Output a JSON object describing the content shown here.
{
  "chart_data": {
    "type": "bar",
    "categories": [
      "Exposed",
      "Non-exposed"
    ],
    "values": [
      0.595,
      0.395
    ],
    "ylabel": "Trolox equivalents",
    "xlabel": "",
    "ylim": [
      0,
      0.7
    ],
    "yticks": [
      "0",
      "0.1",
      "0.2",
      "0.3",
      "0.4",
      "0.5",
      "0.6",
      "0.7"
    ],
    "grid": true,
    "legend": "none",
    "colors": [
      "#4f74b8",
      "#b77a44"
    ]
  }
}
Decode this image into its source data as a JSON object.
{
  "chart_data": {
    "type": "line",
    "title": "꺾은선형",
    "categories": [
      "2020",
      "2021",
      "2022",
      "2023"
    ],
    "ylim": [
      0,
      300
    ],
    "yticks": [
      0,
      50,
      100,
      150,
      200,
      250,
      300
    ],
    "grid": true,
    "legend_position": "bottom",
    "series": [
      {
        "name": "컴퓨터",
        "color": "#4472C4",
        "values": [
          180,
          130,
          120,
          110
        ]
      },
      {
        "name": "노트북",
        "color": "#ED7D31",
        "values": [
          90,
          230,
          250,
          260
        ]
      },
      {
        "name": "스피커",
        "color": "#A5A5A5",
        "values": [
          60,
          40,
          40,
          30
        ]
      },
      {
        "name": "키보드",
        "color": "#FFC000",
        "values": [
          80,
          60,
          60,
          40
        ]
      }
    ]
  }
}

- **EXERCISE**: Take the entries above and transcribe them in full.

- **CORRECT ANSWER**:
Output a JSON object describing the content shown here.
{
  "chart_data": {
    "type": "bar",
    "categories": [
      "Exposed",
      "Non-exposed"
    ],
    "values": [
      0.595,
      0.395
    ],
    "ylabel": "Trolox equivalents",
    "xlabel": "",
    "ylim": [
      0,
      0.7
    ],
    "yticks": [
      "0",
      "0.1",
      "0.2",
      "0.3",
      "0.4",
      "0.5",
      "0.6",
      "0.7"
    ],
    "grid": true,
    "legend": "none",
    "colors": [
      "#4f74b8",
      "#b77a44"
    ]
  }
}
Decode this image into its source data as a JSON object.
{
  "chart_data": {
    "type": "line",
    "title": "꺾은선형",
    "categories": [
      "2020",
      "2021",
      "2022",
      "2023"
    ],
    "ylim": [
      0,
      300
    ],
    "yticks": [
      0,
      50,
      100,
      150,
      200,
      250,
      300
    ],
    "grid": true,
    "legend_position": "bottom",
    "series": [
      {
        "name": "컴퓨터",
        "color": "#4472C4",
        "values": [
          180,
          130,
          120,
          110
        ]
      },
      {
        "name": "노트북",
        "color": "#ED7D31",
        "values": [
          90,
          230,
          250,
          260
        ]
      },
      {
        "name": "스피커",
        "color": "#A5A5A5",
        "values": [
          60,
          40,
          40,
          30
        ]
      },
      {
        "name": "키보드",
        "color": "#FFC000",
        "values": [
          80,
          60,
          60,
          40
        ]
      }
    ]
  }
}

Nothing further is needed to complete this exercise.